YOUR OBJECTIVE: Each entry should be written out once more, exactly as given below.

- - - - - - -

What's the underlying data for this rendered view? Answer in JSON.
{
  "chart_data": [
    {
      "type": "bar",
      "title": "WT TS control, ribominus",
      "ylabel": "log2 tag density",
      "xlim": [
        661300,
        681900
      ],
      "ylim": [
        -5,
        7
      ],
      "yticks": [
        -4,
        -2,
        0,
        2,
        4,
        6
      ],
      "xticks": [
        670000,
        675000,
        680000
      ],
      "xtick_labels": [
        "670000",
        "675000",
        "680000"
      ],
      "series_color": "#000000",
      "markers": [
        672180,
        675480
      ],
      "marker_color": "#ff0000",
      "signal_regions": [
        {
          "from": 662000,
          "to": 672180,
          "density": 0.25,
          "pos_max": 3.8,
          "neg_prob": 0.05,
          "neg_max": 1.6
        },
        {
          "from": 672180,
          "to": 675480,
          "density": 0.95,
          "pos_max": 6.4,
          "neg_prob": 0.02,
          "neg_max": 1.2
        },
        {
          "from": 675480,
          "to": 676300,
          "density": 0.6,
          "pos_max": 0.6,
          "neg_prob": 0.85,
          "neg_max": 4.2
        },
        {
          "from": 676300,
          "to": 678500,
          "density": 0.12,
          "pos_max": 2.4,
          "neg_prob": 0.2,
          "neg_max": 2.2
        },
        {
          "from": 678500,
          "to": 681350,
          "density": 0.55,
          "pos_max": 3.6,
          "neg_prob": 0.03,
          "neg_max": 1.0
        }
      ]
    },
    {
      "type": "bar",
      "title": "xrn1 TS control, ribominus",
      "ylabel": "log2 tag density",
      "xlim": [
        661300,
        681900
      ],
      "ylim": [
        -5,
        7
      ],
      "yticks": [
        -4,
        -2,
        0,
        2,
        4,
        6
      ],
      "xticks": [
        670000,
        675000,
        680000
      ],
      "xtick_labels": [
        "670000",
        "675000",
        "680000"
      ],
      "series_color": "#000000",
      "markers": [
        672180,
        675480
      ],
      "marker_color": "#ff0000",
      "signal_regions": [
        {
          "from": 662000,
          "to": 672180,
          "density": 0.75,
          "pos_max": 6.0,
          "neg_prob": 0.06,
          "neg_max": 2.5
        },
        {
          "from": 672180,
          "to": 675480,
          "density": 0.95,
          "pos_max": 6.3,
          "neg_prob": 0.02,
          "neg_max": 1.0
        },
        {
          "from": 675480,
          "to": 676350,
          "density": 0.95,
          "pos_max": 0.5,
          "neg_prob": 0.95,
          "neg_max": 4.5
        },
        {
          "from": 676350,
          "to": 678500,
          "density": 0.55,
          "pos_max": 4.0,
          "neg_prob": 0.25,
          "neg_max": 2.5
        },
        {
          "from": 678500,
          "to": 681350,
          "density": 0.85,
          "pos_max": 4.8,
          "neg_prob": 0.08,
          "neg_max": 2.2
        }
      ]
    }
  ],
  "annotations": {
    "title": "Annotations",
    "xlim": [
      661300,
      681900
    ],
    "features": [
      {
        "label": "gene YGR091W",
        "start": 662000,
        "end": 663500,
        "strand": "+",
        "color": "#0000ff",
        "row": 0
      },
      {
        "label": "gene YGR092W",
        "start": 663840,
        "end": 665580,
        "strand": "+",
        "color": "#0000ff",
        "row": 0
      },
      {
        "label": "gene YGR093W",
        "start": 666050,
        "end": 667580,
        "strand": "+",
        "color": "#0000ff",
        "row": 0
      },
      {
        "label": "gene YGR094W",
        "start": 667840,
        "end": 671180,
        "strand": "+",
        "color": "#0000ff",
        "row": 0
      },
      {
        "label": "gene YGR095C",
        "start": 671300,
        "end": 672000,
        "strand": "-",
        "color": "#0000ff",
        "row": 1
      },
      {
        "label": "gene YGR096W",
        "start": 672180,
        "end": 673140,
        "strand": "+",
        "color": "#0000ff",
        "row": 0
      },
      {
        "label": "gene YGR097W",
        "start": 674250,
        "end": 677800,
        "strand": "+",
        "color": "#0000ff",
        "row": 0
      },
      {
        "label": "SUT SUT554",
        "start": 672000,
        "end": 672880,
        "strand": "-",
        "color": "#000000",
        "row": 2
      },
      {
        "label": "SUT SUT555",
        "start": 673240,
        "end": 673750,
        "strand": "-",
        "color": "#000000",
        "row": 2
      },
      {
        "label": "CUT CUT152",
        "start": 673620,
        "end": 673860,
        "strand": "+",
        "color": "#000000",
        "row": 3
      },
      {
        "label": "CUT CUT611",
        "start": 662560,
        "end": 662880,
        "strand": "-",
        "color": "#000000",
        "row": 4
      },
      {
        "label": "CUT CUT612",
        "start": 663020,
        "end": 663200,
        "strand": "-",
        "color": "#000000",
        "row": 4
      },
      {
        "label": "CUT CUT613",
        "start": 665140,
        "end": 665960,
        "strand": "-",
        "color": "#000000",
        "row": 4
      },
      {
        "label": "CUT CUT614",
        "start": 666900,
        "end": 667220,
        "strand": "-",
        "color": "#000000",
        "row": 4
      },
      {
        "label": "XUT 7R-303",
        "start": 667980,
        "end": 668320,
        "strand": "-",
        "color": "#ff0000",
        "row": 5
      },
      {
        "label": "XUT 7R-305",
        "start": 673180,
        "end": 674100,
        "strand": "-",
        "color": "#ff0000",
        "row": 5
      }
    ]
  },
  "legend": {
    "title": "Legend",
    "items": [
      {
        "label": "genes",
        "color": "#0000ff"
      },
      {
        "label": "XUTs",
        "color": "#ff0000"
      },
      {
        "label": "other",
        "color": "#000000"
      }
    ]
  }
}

- - - - - - -

THE COMPLETED TASK:
What's the underlying data for this rendered view? Answer in JSON.
{
  "chart_data": [
    {
      "type": "bar",
      "title": "WT TS control, ribominus",
      "ylabel": "log2 tag density",
      "xlim": [
        661300,
        681900
      ],
      "ylim": [
        -5,
        7
      ],
      "yticks": [
        -4,
        -2,
        0,
        2,
        4,
        6
      ],
      "xticks": [
        670000,
        675000,
        680000
      ],
      "xtick_labels": [
        "670000",
        "675000",
        "680000"
      ],
      "series_color": "#000000",
      "markers": [
        672180,
        675480
      ],
      "marker_color": "#ff0000",
      "signal_regions": [
        {
          "from": 662000,
          "to": 672180,
          "density": 0.25,
          "pos_max": 3.8,
          "neg_prob": 0.05,
          "neg_max": 1.6
        },
        {
          "from": 672180,
          "to": 675480,
          "density": 0.95,
          "pos_max": 6.4,
          "neg_prob": 0.02,
          "neg_max": 1.2
        },
        {
          "from": 675480,
          "to": 676300,
          "density": 0.6,
          "pos_max": 0.6,
          "neg_prob": 0.85,
          "neg_max": 4.2
        },
        {
          "from": 676300,
          "to": 678500,
          "density": 0.12,
          "pos_max": 2.4,
          "neg_prob": 0.2,
          "neg_max": 2.2
        },
        {
          "from": 678500,
          "to": 681350,
          "density": 0.55,
          "pos_max": 3.6,
          "neg_prob": 0.03,
          "neg_max": 1.0
        }
      ]
    },
    {
      "type": "bar",
      "title": "xrn1 TS control, ribominus",
      "ylabel": "log2 tag density",
      "xlim": [
        661300,
        681900
      ],
      "ylim": [
        -5,
        7
      ],
      "yticks": [
        -4,
        -2,
        0,
        2,
        4,
        6
      ],
      "xticks": [
        670000,
        675000,
        680000
      ],
      "xtick_labels": [
        "670000",
        "675000",
        "680000"
      ],
      "series_color": "#000000",
      "markers": [
        672180,
        675480
      ],
      "marker_color": "#ff0000",
      "signal_regions": [
        {
          "from": 662000,
          "to": 672180,
          "density": 0.75,
          "pos_max": 6.0,
          "neg_prob": 0.06,
          "neg_max": 2.5
        },
        {
          "from": 672180,
          "to": 675480,
          "density": 0.95,
          "pos_max": 6.3,
          "neg_prob": 0.02,
          "neg_max": 1.0
        },
        {
          "from": 675480,
          "to": 676350,
          "density": 0.95,
          "pos_max": 0.5,
          "neg_prob": 0.95,
          "neg_max": 4.5
        },
        {
          "from": 676350,
          "to": 678500,
          "density": 0.55,
          "pos_max": 4.0,
          "neg_prob": 0.25,
          "neg_max": 2.5
        },
        {
          "from": 678500,
          "to": 681350,
          "density": 0.85,
          "pos_max": 4.8,
          "neg_prob": 0.08,
          "neg_max": 2.2
        }
      ]
    }
  ],
  "annotations": {
    "title": "Annotations",
    "xlim": [
      661300,
      681900
    ],
    "features": [
      {
        "label": "gene YGR091W",
        "start": 662000,
        "end": 663500,
        "strand": "+",
        "color": "#0000ff",
        "row": 0
      },
      {
        "label": "gene YGR092W",
        "start": 663840,
        "end": 665580,
        "strand": "+",
        "color": "#0000ff",
        "row": 0
      },
      {
        "label": "gene YGR093W",
        "start": 666050,
        "end": 667580,
        "strand": "+",
        "color": "#0000ff",
        "row": 0
      },
      {
        "label": "gene YGR094W",
        "start": 667840,
        "end": 671180,
        "strand": "+",
        "color": "#0000ff",
        "row": 0
      },
      {
        "label": "gene YGR095C",
        "start": 671300,
        "end": 672000,
        "strand": "-",
        "color": "#0000ff",
        "row": 1
      },
      {
        "label": "gene YGR096W",
        "start": 672180,
        "end": 673140,
        "strand": "+",
        "color": "#0000ff",
        "row": 0
      },
      {
        "label": "gene YGR097W",
        "start": 674250,
        "end": 677800,
        "strand": "+",
        "color": "#0000ff",
        "row": 0
      },
      {
        "label": "SUT SUT554",
        "start": 672000,
        "end": 672880,
        "strand": "-",
        "color": "#000000",
        "row": 2
      },
      {
        "label": "SUT SUT555",
        "start": 673240,
        "end": 673750,
        "strand": "-",
        "color": "#000000",
        "row": 2
      },
      {
        "label": "CUT CUT152",
        "start": 673620,
        "end": 673860,
        "strand": "+",
        "color": "#000000",
        "row": 3
      },
      {
        "label": "CUT CUT611",
        "start": 662560,
        "end": 662880,
        "strand": "-",
        "color": "#000000",
        "row": 4
      },
      {
        "label": "CUT CUT612",
        "start": 663020,
        "end": 663200,
        "strand": "-",
        "color": "#000000",
        "row": 4
      },
      {
        "label": "CUT CUT613",
        "start": 665140,
        "end": 665960,
        "strand": "-",
        "color": "#000000",
        "row": 4
      },
      {
        "label": "CUT CUT614",
        "start": 666900,
        "end": 667220,
        "strand": "-",
        "color": "#000000",
        "row": 4
      },
      {
        "label": "XUT 7R-303",
        "start": 667980,
        "end": 668320,
        "strand": "-",
        "color": "#ff0000",
        "row": 5
      },
      {
        "label": "XUT 7R-305",
        "start": 673180,
        "end": 674100,
        "strand": "-",
        "color": "#ff0000",
        "row": 5
      }
    ]
  },
  "legend": {
    "title": "Legend",
    "items": [
      {
        "label": "genes",
        "color": "#0000ff"
      },
      {
        "label": "XUTs",
        "color": "#ff0000"
      },
      {
        "label": "other",
        "color": "#000000"
      }
    ]
  }
}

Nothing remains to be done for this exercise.